Exercise data:
________________________

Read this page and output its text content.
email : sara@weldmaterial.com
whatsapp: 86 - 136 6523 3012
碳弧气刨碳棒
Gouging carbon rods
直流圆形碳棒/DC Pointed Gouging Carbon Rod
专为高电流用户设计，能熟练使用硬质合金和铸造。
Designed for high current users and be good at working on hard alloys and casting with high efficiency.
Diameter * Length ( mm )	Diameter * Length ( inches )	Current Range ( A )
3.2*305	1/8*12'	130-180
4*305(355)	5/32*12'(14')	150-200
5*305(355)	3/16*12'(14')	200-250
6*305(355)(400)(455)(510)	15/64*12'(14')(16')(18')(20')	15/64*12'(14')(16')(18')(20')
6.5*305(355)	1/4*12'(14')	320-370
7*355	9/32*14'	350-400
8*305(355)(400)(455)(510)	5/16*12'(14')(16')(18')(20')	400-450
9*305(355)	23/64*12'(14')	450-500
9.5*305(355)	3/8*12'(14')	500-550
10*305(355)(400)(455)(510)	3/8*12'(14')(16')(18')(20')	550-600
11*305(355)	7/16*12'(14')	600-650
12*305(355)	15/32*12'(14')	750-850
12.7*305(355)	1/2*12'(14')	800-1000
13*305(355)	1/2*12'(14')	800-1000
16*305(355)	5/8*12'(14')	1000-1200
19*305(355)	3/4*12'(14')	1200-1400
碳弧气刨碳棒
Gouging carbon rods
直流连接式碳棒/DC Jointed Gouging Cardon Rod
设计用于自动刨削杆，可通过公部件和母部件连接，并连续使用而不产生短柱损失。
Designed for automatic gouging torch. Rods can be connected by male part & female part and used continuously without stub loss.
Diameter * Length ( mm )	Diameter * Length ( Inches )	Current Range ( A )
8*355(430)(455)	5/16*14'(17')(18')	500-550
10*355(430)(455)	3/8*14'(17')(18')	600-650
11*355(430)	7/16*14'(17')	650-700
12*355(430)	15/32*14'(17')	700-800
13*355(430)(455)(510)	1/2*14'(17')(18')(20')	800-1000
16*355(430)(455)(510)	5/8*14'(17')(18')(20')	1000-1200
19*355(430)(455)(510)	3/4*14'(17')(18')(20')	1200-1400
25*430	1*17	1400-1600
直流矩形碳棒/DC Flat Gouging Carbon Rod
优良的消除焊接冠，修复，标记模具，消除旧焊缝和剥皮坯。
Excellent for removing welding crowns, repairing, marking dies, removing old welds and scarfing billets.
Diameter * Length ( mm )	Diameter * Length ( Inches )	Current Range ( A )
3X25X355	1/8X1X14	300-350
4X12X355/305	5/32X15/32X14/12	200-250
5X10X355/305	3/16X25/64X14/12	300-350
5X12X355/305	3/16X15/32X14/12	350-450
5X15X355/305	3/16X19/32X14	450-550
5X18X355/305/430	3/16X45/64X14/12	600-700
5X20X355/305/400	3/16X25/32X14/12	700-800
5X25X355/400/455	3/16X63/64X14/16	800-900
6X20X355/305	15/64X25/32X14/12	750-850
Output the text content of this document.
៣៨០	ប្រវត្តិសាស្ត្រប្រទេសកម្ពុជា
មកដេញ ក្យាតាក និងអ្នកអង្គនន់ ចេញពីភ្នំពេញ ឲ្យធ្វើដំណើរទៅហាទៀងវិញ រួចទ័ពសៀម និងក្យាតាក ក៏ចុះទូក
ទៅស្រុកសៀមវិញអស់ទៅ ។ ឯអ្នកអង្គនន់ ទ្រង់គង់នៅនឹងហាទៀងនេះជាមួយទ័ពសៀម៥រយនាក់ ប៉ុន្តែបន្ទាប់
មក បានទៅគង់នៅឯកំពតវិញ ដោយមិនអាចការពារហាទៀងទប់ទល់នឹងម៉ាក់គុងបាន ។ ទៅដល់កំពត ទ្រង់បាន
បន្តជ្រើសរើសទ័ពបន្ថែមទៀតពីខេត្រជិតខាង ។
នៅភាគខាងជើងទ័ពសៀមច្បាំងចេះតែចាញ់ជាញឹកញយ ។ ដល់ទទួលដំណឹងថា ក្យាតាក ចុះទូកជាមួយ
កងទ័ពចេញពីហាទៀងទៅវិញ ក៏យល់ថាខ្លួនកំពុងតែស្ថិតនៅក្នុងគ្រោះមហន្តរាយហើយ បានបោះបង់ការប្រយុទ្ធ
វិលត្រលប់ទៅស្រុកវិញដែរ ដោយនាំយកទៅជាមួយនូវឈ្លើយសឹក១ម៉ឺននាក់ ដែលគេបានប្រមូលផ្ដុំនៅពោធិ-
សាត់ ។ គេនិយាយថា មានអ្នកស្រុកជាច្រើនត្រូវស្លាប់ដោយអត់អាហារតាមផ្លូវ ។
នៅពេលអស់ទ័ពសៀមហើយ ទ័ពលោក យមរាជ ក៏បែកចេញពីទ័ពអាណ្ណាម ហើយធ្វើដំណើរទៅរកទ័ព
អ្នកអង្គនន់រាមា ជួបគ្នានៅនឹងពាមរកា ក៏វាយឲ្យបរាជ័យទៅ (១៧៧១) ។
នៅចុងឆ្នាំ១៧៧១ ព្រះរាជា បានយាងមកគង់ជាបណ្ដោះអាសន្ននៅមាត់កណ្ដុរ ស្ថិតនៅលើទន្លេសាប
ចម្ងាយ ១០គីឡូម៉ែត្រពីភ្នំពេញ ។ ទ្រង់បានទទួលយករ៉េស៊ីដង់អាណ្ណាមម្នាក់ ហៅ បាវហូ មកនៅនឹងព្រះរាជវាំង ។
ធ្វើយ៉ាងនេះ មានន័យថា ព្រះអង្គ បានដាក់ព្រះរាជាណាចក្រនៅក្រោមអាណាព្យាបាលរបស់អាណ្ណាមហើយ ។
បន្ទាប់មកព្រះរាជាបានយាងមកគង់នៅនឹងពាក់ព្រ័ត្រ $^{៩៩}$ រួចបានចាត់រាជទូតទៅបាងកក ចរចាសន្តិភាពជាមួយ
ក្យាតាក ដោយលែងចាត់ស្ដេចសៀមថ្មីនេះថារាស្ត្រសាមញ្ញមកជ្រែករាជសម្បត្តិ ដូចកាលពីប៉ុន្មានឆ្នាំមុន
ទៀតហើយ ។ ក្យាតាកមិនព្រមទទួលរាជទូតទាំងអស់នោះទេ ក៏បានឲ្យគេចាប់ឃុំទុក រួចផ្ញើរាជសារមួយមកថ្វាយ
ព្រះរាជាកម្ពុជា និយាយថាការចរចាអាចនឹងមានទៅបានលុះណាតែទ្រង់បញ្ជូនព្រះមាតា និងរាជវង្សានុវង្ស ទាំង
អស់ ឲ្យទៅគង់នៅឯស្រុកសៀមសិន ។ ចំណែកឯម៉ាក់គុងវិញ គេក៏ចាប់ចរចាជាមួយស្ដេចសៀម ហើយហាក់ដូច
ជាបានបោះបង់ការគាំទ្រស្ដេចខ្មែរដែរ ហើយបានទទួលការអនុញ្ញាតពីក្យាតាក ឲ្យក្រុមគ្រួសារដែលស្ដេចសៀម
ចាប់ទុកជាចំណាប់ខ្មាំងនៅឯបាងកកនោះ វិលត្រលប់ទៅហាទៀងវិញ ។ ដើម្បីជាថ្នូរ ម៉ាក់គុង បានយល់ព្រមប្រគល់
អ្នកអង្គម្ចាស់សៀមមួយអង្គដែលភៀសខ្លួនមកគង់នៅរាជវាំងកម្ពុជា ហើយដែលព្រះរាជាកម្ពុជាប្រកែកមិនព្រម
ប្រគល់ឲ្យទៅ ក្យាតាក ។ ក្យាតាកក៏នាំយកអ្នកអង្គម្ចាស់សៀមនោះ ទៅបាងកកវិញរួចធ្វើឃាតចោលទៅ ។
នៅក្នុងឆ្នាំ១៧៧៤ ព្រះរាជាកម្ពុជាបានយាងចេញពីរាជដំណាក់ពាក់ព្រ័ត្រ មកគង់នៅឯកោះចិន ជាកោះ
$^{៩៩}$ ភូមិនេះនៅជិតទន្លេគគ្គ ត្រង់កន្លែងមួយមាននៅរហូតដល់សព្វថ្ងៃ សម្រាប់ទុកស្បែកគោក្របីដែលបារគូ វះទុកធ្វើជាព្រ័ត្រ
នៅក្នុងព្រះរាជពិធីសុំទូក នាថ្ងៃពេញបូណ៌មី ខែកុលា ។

________________________

What is being asked:
Supply the count of lines in the entries that contain the word "នកអង", and nothing besides.

In response:
5